DESCRIPTION OF THE TASK — Can you print, unchanged, the lines from the line with "stat-label: Documents: [299, 312, 363, 326]" to the line with "status-llm: LLM passthrough: Ollama", including both of those lines?

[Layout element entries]
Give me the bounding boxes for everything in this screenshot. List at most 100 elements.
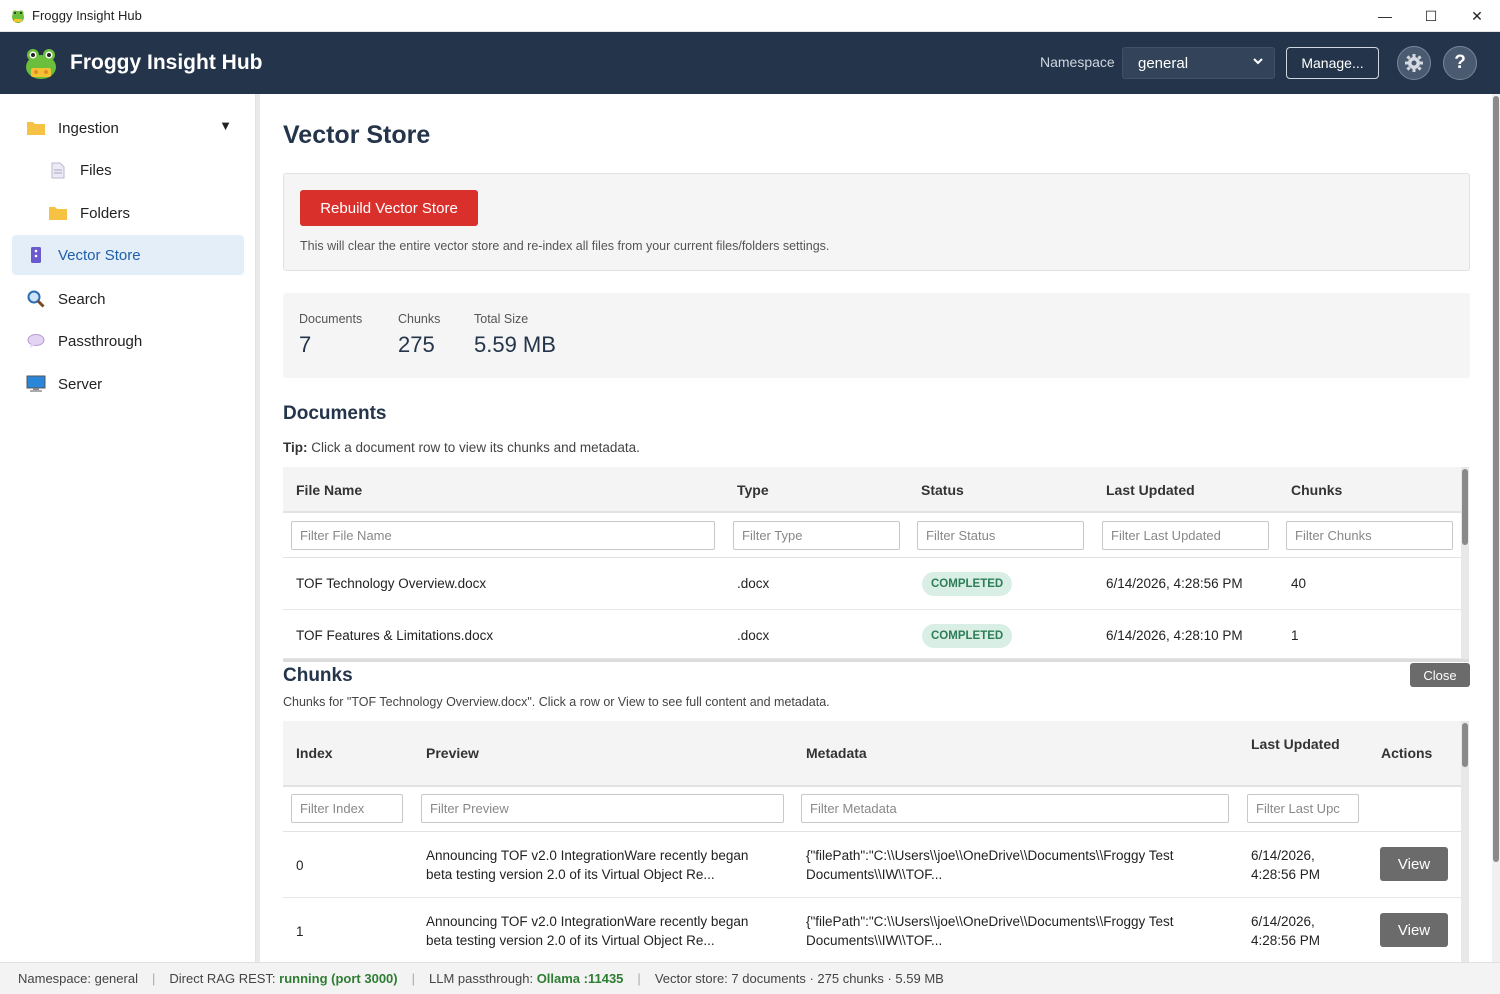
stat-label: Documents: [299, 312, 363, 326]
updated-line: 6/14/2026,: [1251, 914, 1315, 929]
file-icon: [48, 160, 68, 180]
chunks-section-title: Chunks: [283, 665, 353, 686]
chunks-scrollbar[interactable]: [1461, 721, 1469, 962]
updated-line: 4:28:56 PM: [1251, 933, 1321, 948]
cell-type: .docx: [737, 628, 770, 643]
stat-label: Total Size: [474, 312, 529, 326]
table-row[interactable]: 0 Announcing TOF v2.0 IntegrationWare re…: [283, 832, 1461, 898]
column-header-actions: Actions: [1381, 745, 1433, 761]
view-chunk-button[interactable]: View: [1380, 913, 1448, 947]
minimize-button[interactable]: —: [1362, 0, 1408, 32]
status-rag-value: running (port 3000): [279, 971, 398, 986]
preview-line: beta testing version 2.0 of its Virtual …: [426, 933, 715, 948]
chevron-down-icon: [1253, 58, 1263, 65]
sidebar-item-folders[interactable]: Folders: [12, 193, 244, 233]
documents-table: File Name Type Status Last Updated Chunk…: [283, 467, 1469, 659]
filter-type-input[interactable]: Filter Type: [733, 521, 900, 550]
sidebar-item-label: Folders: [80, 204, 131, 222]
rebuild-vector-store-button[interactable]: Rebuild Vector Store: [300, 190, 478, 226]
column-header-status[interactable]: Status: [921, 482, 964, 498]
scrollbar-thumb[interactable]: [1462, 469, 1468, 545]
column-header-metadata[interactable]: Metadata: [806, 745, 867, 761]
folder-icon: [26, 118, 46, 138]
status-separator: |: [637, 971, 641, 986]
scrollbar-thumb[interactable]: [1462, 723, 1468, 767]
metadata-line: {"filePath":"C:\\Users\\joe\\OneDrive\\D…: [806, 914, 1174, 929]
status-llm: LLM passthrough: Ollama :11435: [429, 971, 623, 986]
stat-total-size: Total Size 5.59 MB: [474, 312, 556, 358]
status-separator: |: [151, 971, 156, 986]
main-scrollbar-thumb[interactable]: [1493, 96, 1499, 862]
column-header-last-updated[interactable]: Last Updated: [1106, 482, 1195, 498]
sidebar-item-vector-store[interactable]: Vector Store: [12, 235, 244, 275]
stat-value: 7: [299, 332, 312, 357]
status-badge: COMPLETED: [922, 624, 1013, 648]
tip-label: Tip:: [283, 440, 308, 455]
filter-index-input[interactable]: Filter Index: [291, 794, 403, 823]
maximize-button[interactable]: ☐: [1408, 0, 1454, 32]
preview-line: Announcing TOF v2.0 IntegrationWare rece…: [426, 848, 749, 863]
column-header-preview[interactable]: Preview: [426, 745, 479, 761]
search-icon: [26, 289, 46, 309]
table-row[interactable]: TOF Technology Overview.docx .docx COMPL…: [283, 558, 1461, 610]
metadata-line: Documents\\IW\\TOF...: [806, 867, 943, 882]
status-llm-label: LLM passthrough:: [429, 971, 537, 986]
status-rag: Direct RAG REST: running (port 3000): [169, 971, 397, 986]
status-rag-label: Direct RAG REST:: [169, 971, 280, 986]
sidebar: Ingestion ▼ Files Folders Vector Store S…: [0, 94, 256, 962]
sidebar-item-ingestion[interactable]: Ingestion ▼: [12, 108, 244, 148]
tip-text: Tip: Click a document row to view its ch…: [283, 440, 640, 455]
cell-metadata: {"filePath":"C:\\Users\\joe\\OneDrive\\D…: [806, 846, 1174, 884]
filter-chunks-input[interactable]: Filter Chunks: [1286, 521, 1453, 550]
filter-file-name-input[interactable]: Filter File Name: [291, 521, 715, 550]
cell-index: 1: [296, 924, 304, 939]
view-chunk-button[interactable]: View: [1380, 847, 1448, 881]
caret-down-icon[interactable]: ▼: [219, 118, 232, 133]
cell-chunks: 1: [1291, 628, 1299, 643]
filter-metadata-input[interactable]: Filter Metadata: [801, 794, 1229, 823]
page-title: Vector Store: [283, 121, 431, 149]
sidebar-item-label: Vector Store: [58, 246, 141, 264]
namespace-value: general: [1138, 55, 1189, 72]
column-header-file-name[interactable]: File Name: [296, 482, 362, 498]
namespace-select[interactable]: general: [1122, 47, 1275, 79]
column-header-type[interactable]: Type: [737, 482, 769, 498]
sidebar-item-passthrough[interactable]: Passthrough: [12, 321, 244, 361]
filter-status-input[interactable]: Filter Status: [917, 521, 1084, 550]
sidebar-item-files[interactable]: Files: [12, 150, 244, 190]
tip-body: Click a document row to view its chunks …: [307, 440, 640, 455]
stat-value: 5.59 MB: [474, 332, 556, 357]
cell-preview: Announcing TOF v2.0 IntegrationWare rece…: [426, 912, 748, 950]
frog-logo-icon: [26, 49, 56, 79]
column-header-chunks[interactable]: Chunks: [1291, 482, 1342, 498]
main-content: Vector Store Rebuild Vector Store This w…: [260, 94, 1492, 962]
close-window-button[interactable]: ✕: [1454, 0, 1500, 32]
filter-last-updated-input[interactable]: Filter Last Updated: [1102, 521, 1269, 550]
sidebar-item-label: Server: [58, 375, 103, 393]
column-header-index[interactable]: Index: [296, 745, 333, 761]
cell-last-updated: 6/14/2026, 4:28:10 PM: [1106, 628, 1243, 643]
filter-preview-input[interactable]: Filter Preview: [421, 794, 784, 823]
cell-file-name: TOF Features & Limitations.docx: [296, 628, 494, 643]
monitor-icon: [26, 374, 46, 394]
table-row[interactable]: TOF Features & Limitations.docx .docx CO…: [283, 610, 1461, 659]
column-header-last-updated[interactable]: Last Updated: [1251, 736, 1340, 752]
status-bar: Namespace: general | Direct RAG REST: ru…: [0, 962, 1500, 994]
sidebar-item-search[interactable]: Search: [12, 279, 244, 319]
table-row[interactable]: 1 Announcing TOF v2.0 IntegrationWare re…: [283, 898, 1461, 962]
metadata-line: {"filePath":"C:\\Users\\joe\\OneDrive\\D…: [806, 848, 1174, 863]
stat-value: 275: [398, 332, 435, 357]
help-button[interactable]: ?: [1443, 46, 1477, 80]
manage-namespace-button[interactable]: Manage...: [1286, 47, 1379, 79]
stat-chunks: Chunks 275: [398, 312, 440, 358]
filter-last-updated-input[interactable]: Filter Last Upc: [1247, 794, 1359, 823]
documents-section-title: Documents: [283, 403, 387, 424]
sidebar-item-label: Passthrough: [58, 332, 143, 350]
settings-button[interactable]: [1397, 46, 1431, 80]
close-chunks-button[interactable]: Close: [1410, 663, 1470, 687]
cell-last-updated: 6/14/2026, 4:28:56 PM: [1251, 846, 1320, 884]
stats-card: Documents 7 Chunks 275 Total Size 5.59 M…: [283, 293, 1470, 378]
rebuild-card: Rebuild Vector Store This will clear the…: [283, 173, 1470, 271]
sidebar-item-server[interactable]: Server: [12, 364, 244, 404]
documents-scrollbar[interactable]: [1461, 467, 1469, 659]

==

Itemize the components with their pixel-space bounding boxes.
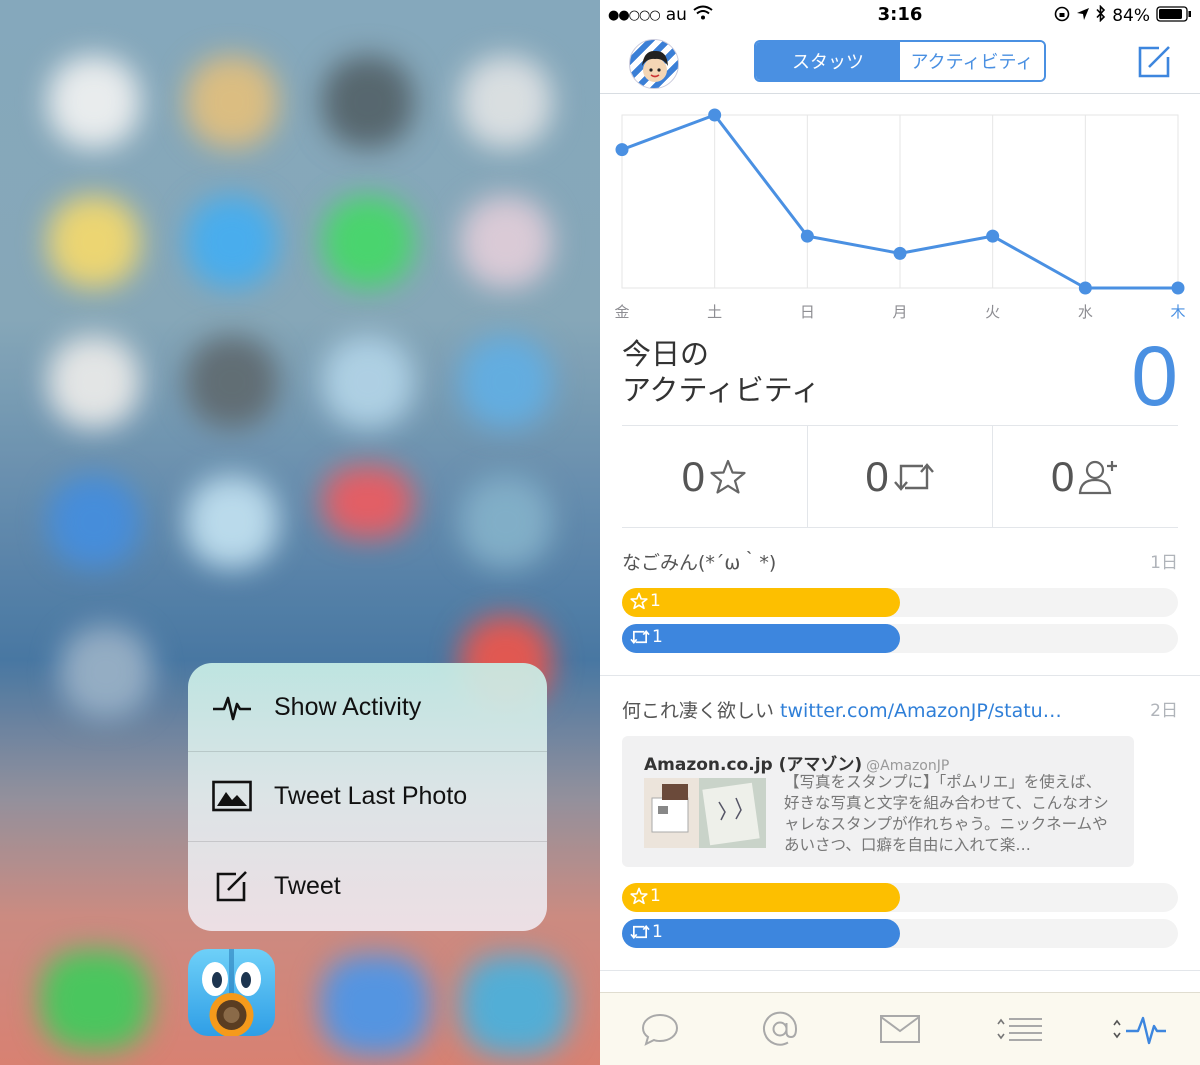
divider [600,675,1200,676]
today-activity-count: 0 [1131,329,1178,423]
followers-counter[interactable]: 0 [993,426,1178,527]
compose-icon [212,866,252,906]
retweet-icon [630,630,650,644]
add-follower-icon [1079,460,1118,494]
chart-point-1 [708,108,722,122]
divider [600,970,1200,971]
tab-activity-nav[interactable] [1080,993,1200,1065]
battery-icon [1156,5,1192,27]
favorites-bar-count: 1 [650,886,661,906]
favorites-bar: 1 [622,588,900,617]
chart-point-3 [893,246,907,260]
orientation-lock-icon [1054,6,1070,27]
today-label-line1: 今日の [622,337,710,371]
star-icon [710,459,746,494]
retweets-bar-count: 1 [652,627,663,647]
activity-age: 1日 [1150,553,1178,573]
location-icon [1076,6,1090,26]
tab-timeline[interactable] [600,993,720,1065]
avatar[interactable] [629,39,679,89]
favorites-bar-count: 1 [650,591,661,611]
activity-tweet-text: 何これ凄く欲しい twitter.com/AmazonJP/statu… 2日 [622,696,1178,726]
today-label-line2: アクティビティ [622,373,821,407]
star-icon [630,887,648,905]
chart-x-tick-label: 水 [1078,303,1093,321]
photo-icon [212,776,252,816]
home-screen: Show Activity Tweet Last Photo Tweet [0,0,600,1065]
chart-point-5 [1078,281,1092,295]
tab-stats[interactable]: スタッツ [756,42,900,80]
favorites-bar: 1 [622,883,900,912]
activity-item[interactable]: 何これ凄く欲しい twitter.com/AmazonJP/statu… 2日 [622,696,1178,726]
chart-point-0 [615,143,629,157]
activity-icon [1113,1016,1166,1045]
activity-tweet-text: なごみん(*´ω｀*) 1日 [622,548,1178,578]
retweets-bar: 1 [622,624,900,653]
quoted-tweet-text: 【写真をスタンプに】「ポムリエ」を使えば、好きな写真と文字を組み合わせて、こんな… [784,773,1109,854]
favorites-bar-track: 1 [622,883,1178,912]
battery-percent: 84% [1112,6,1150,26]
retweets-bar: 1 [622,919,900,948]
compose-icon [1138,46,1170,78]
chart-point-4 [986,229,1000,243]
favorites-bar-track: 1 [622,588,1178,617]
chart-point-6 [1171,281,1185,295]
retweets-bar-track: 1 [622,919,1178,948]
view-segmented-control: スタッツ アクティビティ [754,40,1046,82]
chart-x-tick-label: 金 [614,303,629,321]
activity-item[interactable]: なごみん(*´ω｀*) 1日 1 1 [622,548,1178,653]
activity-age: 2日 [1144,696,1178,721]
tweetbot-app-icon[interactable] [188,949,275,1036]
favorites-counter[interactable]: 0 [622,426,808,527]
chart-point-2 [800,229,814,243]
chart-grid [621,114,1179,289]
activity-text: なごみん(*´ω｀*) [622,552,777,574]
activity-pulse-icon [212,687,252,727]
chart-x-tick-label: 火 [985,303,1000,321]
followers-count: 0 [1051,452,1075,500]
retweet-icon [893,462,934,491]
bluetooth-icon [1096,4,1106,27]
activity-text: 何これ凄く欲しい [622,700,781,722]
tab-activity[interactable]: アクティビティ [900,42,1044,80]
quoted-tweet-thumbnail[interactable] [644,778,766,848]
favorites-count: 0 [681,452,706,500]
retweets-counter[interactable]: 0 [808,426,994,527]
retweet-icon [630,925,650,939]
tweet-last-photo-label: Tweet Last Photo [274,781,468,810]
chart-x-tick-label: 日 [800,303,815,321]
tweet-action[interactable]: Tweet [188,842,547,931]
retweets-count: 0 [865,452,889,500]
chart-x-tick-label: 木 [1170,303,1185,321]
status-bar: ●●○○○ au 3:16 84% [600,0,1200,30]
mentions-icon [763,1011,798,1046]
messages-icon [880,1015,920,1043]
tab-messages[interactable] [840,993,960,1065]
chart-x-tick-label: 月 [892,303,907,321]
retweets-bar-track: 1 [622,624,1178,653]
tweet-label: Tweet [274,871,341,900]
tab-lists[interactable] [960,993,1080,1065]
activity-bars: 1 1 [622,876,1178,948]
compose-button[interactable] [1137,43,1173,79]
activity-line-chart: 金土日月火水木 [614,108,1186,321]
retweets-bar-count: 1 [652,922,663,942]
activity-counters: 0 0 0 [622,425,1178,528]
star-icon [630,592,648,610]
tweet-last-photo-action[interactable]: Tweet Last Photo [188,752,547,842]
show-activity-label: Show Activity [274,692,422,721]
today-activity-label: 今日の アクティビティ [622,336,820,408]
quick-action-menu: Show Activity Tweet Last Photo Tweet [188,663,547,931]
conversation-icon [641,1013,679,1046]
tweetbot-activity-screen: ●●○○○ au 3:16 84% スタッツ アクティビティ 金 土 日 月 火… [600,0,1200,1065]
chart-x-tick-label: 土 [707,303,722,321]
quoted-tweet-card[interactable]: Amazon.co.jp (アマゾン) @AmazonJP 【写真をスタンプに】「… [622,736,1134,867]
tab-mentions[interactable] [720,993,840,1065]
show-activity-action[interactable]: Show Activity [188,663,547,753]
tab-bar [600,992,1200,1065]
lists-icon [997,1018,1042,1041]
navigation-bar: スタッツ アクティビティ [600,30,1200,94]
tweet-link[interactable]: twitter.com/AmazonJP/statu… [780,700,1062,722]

FINAL RESULT —
stat-label: Documents: [299, 312, 363, 326]
updated-line: 6/14/2026,: [1251, 914, 1315, 929]
file-icon: [48, 160, 68, 180]
chunks-section-title: Chunks: [283, 665, 353, 686]
chunks-scrollbar[interactable]: [1461, 721, 1469, 962]
updated-line: 4:28:56 PM: [1251, 933, 1321, 948]
cell-type: .docx: [737, 628, 770, 643]
stat-label: Total Size: [474, 312, 529, 326]
table-row[interactable]: 0 Announcing TOF v2.0 IntegrationWare re…: [283, 832, 1461, 898]
column-header-actions: Actions: [1381, 745, 1433, 761]
view-chunk-button[interactable]: View: [1380, 913, 1448, 947]
minimize-button[interactable]: —: [1362, 0, 1408, 32]
status-rag-value: running (port 3000): [279, 971, 398, 986]
preview-line: beta testing version 2.0 of its Virtual …: [426, 933, 715, 948]
chevron-down-icon: [1253, 58, 1263, 65]
sidebar-item-folders[interactable]: Folders: [12, 193, 244, 233]
documents-table: File Name Type Status Last Updated Chunk…: [283, 467, 1469, 659]
filter-type-input[interactable]: Filter Type: [733, 521, 900, 550]
sidebar-item-label: Folders: [80, 204, 131, 222]
rebuild-vector-store-button[interactable]: Rebuild Vector Store: [300, 190, 478, 226]
column-header-status[interactable]: Status: [921, 482, 964, 498]
scrollbar-thumb[interactable]: [1462, 469, 1468, 545]
column-header-metadata[interactable]: Metadata: [806, 745, 867, 761]
folder-icon: [26, 118, 46, 138]
status-separator: |: [637, 971, 641, 986]
scrollbar-thumb[interactable]: [1462, 723, 1468, 767]
metadata-line: {"filePath":"C:\\Users\\joe\\OneDrive\\D…: [806, 914, 1174, 929]
status-llm: LLM passthrough: Ollama :11435: [429, 971, 623, 986]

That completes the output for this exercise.